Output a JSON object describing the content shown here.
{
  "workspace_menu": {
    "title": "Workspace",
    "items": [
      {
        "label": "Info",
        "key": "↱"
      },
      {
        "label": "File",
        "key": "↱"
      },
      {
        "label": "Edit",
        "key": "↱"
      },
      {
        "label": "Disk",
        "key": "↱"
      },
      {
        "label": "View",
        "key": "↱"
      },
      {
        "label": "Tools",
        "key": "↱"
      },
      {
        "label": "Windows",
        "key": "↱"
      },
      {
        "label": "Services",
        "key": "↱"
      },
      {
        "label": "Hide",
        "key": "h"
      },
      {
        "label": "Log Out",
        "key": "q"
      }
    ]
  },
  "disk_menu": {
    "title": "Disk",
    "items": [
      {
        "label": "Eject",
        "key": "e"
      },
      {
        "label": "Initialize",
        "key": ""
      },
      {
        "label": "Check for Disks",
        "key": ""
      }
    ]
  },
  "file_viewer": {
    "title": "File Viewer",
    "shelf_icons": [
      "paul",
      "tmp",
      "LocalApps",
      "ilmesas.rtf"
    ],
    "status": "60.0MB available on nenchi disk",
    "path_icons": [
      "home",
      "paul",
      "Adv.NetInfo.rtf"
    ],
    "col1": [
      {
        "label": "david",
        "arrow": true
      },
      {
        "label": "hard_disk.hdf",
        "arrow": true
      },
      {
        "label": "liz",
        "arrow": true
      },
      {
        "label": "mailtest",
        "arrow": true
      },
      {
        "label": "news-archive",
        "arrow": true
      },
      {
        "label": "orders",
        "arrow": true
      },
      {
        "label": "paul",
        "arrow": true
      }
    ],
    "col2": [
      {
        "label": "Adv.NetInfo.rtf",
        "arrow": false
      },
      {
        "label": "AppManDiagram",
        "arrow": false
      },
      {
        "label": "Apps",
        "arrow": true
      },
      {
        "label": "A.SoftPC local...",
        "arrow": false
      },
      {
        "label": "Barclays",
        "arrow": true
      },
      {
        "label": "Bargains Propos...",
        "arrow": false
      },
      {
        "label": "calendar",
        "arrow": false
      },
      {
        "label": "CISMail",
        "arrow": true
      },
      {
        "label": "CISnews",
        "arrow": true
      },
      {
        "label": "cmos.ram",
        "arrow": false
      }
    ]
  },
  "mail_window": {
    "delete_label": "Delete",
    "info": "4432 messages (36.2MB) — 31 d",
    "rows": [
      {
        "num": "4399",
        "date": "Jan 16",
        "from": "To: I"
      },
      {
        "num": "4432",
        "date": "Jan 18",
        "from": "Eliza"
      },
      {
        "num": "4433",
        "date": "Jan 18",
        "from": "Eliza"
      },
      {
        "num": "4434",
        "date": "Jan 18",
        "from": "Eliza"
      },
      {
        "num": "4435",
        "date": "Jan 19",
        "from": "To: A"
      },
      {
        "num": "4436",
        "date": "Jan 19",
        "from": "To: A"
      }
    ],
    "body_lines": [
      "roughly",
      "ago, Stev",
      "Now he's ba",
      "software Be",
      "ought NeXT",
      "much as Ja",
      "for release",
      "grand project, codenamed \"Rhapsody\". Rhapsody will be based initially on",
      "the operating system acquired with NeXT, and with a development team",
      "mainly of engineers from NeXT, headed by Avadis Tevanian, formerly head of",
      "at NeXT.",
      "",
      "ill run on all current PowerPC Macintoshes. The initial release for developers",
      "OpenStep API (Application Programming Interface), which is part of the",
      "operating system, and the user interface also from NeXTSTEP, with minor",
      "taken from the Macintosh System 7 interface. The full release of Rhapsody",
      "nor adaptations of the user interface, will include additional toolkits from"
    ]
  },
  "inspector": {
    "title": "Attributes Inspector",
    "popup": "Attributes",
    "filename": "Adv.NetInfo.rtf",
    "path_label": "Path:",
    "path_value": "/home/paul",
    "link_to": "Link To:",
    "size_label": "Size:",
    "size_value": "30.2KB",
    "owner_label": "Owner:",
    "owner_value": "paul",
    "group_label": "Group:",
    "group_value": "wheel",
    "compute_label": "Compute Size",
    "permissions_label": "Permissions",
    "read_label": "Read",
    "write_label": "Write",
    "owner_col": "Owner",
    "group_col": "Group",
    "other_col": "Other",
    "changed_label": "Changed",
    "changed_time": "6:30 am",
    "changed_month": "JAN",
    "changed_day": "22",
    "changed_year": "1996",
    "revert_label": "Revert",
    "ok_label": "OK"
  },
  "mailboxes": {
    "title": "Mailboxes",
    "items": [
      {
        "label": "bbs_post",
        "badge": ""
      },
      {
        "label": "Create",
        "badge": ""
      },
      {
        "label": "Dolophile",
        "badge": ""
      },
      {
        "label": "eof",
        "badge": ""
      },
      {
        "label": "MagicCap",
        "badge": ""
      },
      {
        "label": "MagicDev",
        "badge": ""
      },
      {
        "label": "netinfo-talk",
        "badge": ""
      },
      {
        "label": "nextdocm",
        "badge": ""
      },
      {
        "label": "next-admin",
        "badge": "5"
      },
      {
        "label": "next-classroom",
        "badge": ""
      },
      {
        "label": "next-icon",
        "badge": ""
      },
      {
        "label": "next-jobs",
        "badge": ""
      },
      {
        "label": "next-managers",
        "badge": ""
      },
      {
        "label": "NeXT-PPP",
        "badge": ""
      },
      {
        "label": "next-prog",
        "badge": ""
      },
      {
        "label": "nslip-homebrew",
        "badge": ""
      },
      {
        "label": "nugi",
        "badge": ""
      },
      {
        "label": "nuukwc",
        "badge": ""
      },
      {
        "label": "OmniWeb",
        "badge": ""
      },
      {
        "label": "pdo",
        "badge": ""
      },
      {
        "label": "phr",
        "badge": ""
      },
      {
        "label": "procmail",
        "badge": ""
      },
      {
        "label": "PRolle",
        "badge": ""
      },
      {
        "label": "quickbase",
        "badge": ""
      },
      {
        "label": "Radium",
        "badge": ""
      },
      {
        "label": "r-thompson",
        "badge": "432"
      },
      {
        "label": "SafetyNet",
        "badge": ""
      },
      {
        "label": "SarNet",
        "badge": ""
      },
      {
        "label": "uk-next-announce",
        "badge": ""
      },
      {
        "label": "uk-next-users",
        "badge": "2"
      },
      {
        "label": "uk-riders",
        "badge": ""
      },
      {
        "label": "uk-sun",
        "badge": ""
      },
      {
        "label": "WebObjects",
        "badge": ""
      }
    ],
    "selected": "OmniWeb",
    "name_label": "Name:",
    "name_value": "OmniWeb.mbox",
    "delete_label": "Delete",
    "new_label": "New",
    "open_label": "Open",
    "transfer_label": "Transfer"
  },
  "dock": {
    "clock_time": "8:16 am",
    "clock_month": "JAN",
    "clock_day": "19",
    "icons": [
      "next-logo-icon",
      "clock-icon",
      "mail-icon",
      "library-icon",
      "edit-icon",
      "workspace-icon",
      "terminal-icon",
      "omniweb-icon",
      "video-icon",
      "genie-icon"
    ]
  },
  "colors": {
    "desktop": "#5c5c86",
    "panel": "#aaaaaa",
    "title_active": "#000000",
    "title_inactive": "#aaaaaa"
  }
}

■ **Task statement**
Only the number is required: the count of lines containing the word "paul".

■ **Finished task**
5